* YOUR OBJECTIVE
Look below. Copy each line that has "image" in it.
** begin DATA SECTION **
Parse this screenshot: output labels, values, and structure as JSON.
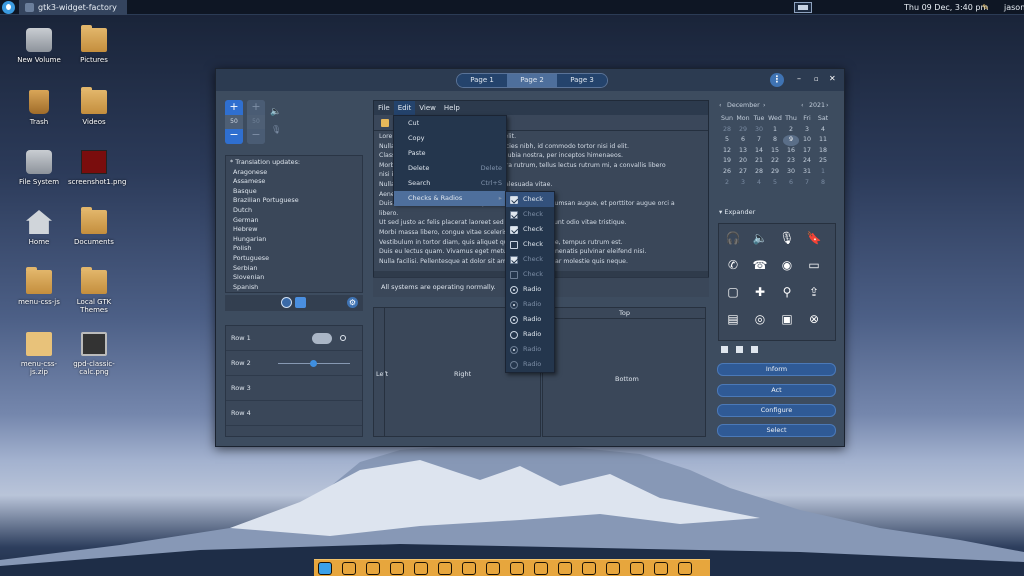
{
  "panel": {
    "task_title": "gtk3-widget-factory",
    "clock": "Thu 09 Dec,  3:40 pm",
    "user": "jason"
  },
  "desktop": [
    {
      "label": "New Volume",
      "icon": "drive-icon"
    },
    {
      "label": "Pictures",
      "icon": "folder-icon"
    },
    {
      "label": "Trash",
      "icon": "trash-icon"
    },
    {
      "label": "Videos",
      "icon": "folder-icon"
    },
    {
      "label": "File System",
      "icon": "drive-icon"
    },
    {
      "label": "screenshot1.png",
      "icon": "image-icon"
    },
    {
      "label": "Home",
      "icon": "home-icon"
    },
    {
      "label": "Documents",
      "icon": "folder-icon"
    },
    {
      "label": "menu-css-js",
      "icon": "folder-icon"
    },
    {
      "label": "Local GTK Themes",
      "icon": "folder-icon"
    },
    {
      "label": "menu-css-js.zip",
      "icon": "archive-icon"
    },
    {
      "label": "gpd-classic-calc.png",
      "icon": "calculator-icon"
    }
  ],
  "window": {
    "tabs": [
      "Page 1",
      "Page 2",
      "Page 3"
    ],
    "active_tab": "Page 2",
    "spin_value_1": "50",
    "spin_value_2": "50",
    "languages_header": "* Translation updates:",
    "languages": [
      "Aragonese",
      "Assamese",
      "Basque",
      "Brazilian Portuguese",
      "Dutch",
      "German",
      "Hebrew",
      "Hungarian",
      "Polish",
      "Portuguese",
      "Serbian",
      "Slovenian",
      "Spanish"
    ],
    "rows": [
      "Row 1",
      "Row 2",
      "Row 3",
      "Row 4"
    ],
    "menubar": [
      "File",
      "Edit",
      "View",
      "Help"
    ],
    "edit_menu": [
      {
        "label": "Cut",
        "accel": ""
      },
      {
        "label": "Copy",
        "accel": ""
      },
      {
        "label": "Paste",
        "accel": ""
      },
      {
        "label": "Delete",
        "accel": "Delete"
      },
      {
        "label": "Search",
        "accel": "Ctrl+S"
      },
      {
        "label": "Checks & Radios",
        "accel": "▸"
      }
    ],
    "checks_menu": [
      {
        "label": "Check",
        "type": "check",
        "on": true,
        "disabled": false
      },
      {
        "label": "Check",
        "type": "check",
        "on": true,
        "disabled": true
      },
      {
        "label": "Check",
        "type": "check",
        "on": true,
        "disabled": false
      },
      {
        "label": "Check",
        "type": "check",
        "on": false,
        "disabled": false
      },
      {
        "label": "Check",
        "type": "check",
        "on": true,
        "disabled": true
      },
      {
        "label": "Check",
        "type": "check",
        "on": false,
        "disabled": true
      },
      {
        "label": "Radio",
        "type": "radio",
        "on": true,
        "disabled": false
      },
      {
        "label": "Radio",
        "type": "radio",
        "on": true,
        "disabled": true
      },
      {
        "label": "Radio",
        "type": "radio",
        "on": true,
        "disabled": false
      },
      {
        "label": "Radio",
        "type": "radio",
        "on": false,
        "disabled": false
      },
      {
        "label": "Radio",
        "type": "radio",
        "on": true,
        "disabled": true
      },
      {
        "label": "Radio",
        "type": "radio",
        "on": false,
        "disabled": true
      }
    ],
    "text_lines": [
      "Lore                                          dipiscing elit.",
      "Nulla                                         lacus ultricies nibh, id commodo tortor nisi id elit.",
      "Class                                         nt per conubia nostra, per inceptos himenaeos.",
      "Morb                                          et pharetra rutrum, tellus lectus rutrum mi, a convallis libero",
      "nisi i",
      "Nulla                                                     malesuada vitae.",
      "Aene                                                      n arcu.",
      "Duis elementum, tellus sed tristique semp                 accumsan augue, et porttitor augue orci a",
      "libero.",
      "Ut sed justo ac felis placerat laoreet sed id             tincidunt odio vitae tristique.",
      "Morbi massa libero, congue vitae scelerisq                nisl.",
      "Vestibulum in tortor diam, quis aliquet qu                neque, tempus rutrum est.",
      "Duis eu lectus quam. Vivamus eget metus                   venenatis pulvinar eleifend nisi.",
      "Nulla facilisi. Pellentesque at dolor sit ame             pulvinar molestie quis neque."
    ],
    "status": "All systems are operating normally.",
    "pane_labels": {
      "left": "Left",
      "right": "Right",
      "top": "Top",
      "bottom": "Bottom"
    },
    "calendar": {
      "month": "December",
      "year": "2021",
      "weekdays": [
        "Sun",
        "Mon",
        "Tue",
        "Wed",
        "Thu",
        "Fri",
        "Sat"
      ],
      "days": [
        [
          "28",
          "d"
        ],
        [
          "29",
          "d"
        ],
        [
          "30",
          "d"
        ],
        [
          "1",
          ""
        ],
        [
          "2",
          ""
        ],
        [
          "3",
          ""
        ],
        [
          "4",
          ""
        ],
        [
          "5",
          ""
        ],
        [
          "6",
          ""
        ],
        [
          "7",
          ""
        ],
        [
          "8",
          ""
        ],
        [
          "9",
          "s"
        ],
        [
          "10",
          ""
        ],
        [
          "11",
          ""
        ],
        [
          "12",
          ""
        ],
        [
          "13",
          ""
        ],
        [
          "14",
          ""
        ],
        [
          "15",
          ""
        ],
        [
          "16",
          ""
        ],
        [
          "17",
          ""
        ],
        [
          "18",
          ""
        ],
        [
          "19",
          ""
        ],
        [
          "20",
          ""
        ],
        [
          "21",
          ""
        ],
        [
          "22",
          ""
        ],
        [
          "23",
          ""
        ],
        [
          "24",
          ""
        ],
        [
          "25",
          ""
        ],
        [
          "26",
          ""
        ],
        [
          "27",
          ""
        ],
        [
          "28",
          ""
        ],
        [
          "29",
          ""
        ],
        [
          "30",
          ""
        ],
        [
          "31",
          ""
        ],
        [
          "1",
          "d"
        ],
        [
          "2",
          "d"
        ],
        [
          "3",
          "d"
        ],
        [
          "4",
          "d"
        ],
        [
          "5",
          "d"
        ],
        [
          "6",
          "d"
        ],
        [
          "7",
          "d"
        ],
        [
          "8",
          "d"
        ]
      ]
    },
    "expander": "Expander",
    "icons": [
      "headphones-icon",
      "volume-icon",
      "microphone-icon",
      "bookmark-icon",
      "phone-icon",
      "hangup-icon",
      "camera-icon",
      "video-icon",
      "video-outline-icon",
      "plus-icon",
      "network-icon",
      "upload-icon",
      "drive-icon",
      "optical-icon",
      "storage-icon",
      "cancel-icon"
    ],
    "buttons": [
      "Inform",
      "Act",
      "Configure",
      "Select"
    ]
  }
}
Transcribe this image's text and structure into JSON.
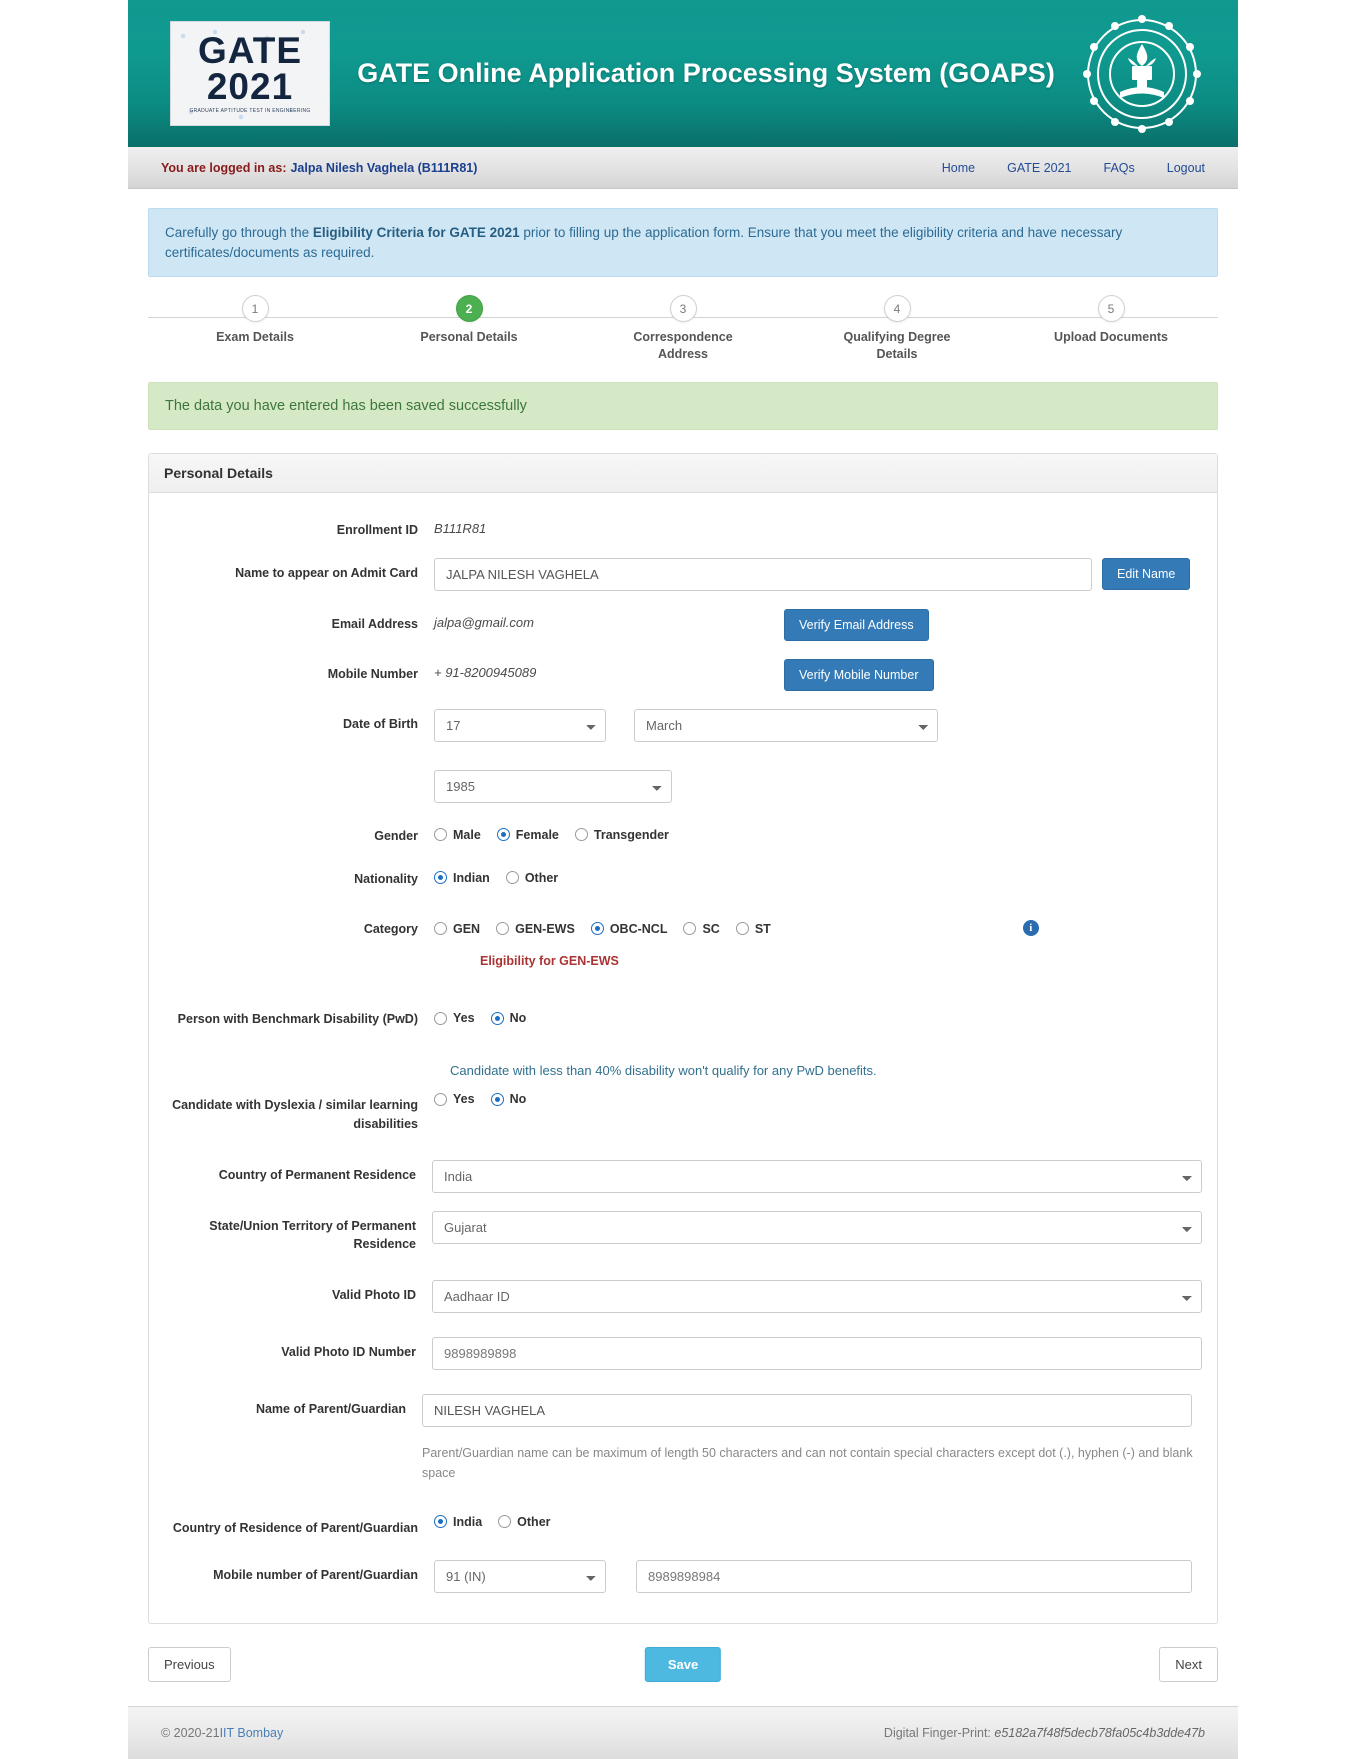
{
  "header": {
    "logo": {
      "line1": "GATE",
      "line2": "2021",
      "tagline": "GRADUATE APTITUDE TEST IN ENGINEERING"
    },
    "title": "GATE Online Application Processing System (GOAPS)",
    "seal_name": "iit-bombay-seal"
  },
  "loginbar": {
    "prefix": "You are logged in as:",
    "user": "Jalpa Nilesh Vaghela (B111R81)",
    "links": [
      {
        "label": "Home"
      },
      {
        "label": "GATE 2021"
      },
      {
        "label": "FAQs"
      },
      {
        "label": "Logout"
      }
    ]
  },
  "notice": {
    "part1": "Carefully go through the ",
    "emphasis": "Eligibility Criteria for GATE 2021",
    "part2": " prior to filling up the application form. Ensure that you meet the eligibility criteria and have necessary certificates/documents as required."
  },
  "stepper": {
    "active_index": 1,
    "steps": [
      {
        "num": "1",
        "label": "Exam Details"
      },
      {
        "num": "2",
        "label": "Personal Details"
      },
      {
        "num": "3",
        "label": "Correspondence Address"
      },
      {
        "num": "4",
        "label": "Qualifying Degree Details"
      },
      {
        "num": "5",
        "label": "Upload Documents"
      }
    ]
  },
  "success_message": "The data you have entered has been saved successfully",
  "panel": {
    "title": "Personal Details",
    "fields": {
      "enrollment_id": {
        "label": "Enrollment ID",
        "value": "B111R81"
      },
      "admit_name": {
        "label": "Name to appear on Admit Card",
        "value": "JALPA NILESH VAGHELA",
        "button": "Edit Name"
      },
      "email": {
        "label": "Email Address",
        "value": "jalpa@gmail.com",
        "button": "Verify Email Address"
      },
      "mobile": {
        "label": "Mobile Number",
        "value": "+ 91-8200945089",
        "button": "Verify Mobile Number"
      },
      "dob": {
        "label": "Date of Birth",
        "day": "17",
        "month": "March",
        "year": "1985"
      },
      "gender": {
        "label": "Gender",
        "options": [
          "Male",
          "Female",
          "Transgender"
        ],
        "selected": "Female"
      },
      "nationality": {
        "label": "Nationality",
        "options": [
          "Indian",
          "Other"
        ],
        "selected": "Indian"
      },
      "category": {
        "label": "Category",
        "options": [
          "GEN",
          "GEN-EWS",
          "OBC-NCL",
          "SC",
          "ST"
        ],
        "selected": "OBC-NCL",
        "info_icon": "info-circle-icon",
        "eligibility_link": "Eligibility for GEN-EWS"
      },
      "pwd": {
        "label": "Person with Benchmark Disability (PwD)",
        "options": [
          "Yes",
          "No"
        ],
        "selected": "No",
        "help": "Candidate with less than 40% disability won't qualify for any PwD benefits."
      },
      "dyslexia": {
        "label": "Candidate with Dyslexia / similar learning disabilities",
        "options": [
          "Yes",
          "No"
        ],
        "selected": "No"
      },
      "country_residence": {
        "label": "Country of Permanent Residence",
        "value": "India"
      },
      "state_residence": {
        "label": "State/Union Territory of Permanent Residence",
        "value": "Gujarat"
      },
      "photo_id_type": {
        "label": "Valid Photo ID",
        "value": "Aadhaar ID"
      },
      "photo_id_number": {
        "label": "Valid Photo ID Number",
        "value": "9898989898"
      },
      "parent_name": {
        "label": "Name of Parent/Guardian",
        "value": "NILESH VAGHELA",
        "help": "Parent/Guardian name can be maximum of length 50 characters and can not contain special characters except dot (.), hyphen (-) and blank space"
      },
      "parent_country": {
        "label": "Country of Residence of Parent/Guardian",
        "options": [
          "India",
          "Other"
        ],
        "selected": "India"
      },
      "parent_mobile": {
        "label": "Mobile number of Parent/Guardian",
        "code": "91 (IN)",
        "value": "8989898984"
      }
    }
  },
  "nav": {
    "previous": "Previous",
    "save": "Save",
    "next": "Next"
  },
  "footer": {
    "copyright_prefix": "© 2020-21 ",
    "copyright_link": "IIT Bombay",
    "fingerprint_label": "Digital Finger-Print: ",
    "fingerprint_value": "e5182a7f48f5decb78fa05c4b3dde47b"
  },
  "colors": {
    "banner_teal": "#0f9a90",
    "accent_blue": "#337ab7",
    "save_blue": "#4db8e0",
    "step_green": "#4caf50",
    "success_green": "#d6e9c6",
    "notice_blue": "#cfe7f5"
  }
}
** end DATA SECTION **
* RESPONSE TO THE EXERCISE
      "icon": "image-icon"
Transcribe this image's text and structure into JSON.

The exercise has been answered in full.